## START Stored rows
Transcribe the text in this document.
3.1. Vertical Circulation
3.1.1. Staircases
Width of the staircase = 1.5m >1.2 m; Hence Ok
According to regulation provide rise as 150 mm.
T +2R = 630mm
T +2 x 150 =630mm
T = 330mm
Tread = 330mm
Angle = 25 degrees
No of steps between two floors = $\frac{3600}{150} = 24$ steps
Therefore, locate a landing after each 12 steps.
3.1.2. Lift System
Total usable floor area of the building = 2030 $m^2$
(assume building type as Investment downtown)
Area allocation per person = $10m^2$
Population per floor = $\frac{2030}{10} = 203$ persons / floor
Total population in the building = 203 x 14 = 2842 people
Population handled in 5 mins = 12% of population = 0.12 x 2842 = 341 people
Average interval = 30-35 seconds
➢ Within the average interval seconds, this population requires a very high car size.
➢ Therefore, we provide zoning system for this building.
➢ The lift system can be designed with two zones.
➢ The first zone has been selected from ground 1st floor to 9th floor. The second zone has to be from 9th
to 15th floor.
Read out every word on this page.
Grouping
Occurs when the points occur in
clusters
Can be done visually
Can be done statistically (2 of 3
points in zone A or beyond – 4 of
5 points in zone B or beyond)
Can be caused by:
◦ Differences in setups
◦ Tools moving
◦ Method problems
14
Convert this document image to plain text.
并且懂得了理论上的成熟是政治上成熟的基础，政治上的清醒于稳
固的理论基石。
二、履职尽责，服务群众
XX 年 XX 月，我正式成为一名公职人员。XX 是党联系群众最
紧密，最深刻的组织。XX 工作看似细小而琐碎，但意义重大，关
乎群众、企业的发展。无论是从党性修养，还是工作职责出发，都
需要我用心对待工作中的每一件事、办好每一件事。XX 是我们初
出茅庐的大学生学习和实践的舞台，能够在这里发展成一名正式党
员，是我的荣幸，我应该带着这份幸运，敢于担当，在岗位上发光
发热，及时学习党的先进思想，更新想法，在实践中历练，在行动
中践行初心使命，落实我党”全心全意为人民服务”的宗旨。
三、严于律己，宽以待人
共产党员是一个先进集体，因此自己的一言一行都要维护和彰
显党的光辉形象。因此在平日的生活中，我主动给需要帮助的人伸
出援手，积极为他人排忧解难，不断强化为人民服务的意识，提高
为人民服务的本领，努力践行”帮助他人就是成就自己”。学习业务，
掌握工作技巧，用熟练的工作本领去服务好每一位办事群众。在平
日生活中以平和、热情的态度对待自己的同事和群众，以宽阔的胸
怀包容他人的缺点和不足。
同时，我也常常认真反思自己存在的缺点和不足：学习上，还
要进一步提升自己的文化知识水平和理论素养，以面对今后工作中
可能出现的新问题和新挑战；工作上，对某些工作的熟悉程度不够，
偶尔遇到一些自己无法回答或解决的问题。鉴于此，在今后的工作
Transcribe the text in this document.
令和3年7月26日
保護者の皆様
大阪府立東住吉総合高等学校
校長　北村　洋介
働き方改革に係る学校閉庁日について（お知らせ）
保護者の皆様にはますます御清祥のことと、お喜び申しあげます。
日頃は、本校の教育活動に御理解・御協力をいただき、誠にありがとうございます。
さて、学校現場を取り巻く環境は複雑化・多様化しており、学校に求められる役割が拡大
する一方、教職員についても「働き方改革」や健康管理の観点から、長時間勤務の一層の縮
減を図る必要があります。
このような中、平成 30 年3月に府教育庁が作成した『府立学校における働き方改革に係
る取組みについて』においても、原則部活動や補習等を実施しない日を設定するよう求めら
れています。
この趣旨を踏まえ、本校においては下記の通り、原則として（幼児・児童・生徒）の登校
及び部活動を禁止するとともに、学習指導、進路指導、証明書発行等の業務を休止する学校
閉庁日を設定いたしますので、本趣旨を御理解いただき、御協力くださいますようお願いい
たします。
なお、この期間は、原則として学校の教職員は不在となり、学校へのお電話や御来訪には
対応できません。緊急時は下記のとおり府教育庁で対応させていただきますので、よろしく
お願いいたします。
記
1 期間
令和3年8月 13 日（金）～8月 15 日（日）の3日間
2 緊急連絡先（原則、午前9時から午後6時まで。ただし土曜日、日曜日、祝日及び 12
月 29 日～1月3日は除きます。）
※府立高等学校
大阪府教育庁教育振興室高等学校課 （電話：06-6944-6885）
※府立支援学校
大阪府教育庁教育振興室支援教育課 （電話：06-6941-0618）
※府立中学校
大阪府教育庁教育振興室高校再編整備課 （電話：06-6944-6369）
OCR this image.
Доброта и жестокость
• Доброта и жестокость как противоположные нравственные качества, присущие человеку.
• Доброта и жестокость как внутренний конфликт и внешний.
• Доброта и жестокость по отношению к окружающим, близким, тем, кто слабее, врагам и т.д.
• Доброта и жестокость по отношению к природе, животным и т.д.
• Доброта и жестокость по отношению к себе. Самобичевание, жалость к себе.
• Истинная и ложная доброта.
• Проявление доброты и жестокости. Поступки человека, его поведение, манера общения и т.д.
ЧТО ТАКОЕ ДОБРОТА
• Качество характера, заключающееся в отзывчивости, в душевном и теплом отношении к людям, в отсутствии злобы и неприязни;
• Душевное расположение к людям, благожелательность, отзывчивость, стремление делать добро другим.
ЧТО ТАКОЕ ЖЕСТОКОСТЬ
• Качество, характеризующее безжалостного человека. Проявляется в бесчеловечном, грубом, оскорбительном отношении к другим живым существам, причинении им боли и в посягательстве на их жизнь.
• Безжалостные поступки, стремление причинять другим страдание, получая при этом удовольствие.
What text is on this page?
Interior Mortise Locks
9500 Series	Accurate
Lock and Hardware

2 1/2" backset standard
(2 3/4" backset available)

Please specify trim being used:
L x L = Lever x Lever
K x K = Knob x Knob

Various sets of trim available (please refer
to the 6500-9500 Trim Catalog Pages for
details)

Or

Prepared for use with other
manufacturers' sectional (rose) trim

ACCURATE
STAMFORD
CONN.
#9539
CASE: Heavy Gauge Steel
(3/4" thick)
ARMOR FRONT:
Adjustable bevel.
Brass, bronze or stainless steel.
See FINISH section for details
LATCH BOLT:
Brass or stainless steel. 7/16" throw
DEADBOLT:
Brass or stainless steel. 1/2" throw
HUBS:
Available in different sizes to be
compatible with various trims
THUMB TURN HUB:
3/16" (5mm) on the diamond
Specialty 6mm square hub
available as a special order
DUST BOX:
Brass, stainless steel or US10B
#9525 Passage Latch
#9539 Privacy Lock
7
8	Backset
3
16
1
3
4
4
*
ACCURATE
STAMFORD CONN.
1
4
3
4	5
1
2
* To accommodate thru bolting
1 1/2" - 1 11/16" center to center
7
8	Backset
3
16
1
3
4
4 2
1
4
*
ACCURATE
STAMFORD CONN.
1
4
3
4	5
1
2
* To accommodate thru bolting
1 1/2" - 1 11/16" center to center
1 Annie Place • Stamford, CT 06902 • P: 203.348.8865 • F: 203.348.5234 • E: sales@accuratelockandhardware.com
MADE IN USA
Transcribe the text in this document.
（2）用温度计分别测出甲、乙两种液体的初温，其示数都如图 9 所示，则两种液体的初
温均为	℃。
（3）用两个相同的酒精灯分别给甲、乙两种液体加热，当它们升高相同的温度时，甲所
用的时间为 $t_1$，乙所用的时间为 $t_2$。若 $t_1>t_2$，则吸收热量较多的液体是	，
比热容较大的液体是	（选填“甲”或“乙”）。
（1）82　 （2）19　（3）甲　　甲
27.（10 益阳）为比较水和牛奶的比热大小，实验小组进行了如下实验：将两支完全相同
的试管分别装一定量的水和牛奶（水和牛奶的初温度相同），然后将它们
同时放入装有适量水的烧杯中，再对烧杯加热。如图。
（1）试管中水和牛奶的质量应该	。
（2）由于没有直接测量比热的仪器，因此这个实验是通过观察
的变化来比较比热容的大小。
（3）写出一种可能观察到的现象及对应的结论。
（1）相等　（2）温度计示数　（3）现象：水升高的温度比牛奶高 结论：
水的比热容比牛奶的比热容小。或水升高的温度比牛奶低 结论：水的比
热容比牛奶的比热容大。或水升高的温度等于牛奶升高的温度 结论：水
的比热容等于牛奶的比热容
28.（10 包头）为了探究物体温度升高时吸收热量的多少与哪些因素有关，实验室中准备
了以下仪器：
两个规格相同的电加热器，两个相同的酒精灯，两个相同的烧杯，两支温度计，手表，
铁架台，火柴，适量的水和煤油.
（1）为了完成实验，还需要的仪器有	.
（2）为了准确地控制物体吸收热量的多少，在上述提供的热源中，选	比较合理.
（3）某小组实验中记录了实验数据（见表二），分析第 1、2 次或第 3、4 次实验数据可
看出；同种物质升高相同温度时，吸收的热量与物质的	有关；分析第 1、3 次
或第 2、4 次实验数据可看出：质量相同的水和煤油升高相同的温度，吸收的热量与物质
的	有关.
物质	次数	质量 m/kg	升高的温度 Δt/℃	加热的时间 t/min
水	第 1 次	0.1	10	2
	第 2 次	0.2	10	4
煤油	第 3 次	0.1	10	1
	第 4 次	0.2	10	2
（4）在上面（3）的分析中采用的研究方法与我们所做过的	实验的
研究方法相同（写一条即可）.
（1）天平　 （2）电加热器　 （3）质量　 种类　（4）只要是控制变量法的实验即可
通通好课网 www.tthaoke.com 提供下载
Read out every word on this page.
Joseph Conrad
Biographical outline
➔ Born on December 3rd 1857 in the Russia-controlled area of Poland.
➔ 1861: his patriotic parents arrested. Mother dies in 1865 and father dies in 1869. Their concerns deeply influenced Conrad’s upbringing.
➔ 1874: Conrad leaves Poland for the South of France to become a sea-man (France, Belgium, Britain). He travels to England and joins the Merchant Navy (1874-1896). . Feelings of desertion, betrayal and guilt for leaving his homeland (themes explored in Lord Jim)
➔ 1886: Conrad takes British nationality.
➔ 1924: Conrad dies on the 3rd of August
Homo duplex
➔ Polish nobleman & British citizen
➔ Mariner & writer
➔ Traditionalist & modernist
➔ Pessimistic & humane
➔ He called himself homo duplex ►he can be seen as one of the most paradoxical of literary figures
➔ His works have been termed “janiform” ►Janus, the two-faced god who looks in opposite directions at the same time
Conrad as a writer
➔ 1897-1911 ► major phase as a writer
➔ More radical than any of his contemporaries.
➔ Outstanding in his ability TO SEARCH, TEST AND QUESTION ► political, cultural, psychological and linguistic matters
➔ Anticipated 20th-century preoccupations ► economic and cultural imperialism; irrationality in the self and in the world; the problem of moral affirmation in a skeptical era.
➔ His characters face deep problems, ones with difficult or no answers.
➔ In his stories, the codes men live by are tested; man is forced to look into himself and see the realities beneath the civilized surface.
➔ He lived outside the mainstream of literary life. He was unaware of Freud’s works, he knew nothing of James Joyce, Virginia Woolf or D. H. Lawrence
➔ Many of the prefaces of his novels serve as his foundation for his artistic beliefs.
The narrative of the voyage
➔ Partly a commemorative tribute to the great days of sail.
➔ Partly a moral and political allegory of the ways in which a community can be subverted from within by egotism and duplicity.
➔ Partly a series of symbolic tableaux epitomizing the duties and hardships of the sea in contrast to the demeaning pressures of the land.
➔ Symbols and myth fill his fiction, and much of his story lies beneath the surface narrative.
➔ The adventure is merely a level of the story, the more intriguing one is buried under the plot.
## END Stored rows
# What the task asks:
From the data above, count the lines where "surface" occurs and give that figure and nothing else.

# Expected answer:
2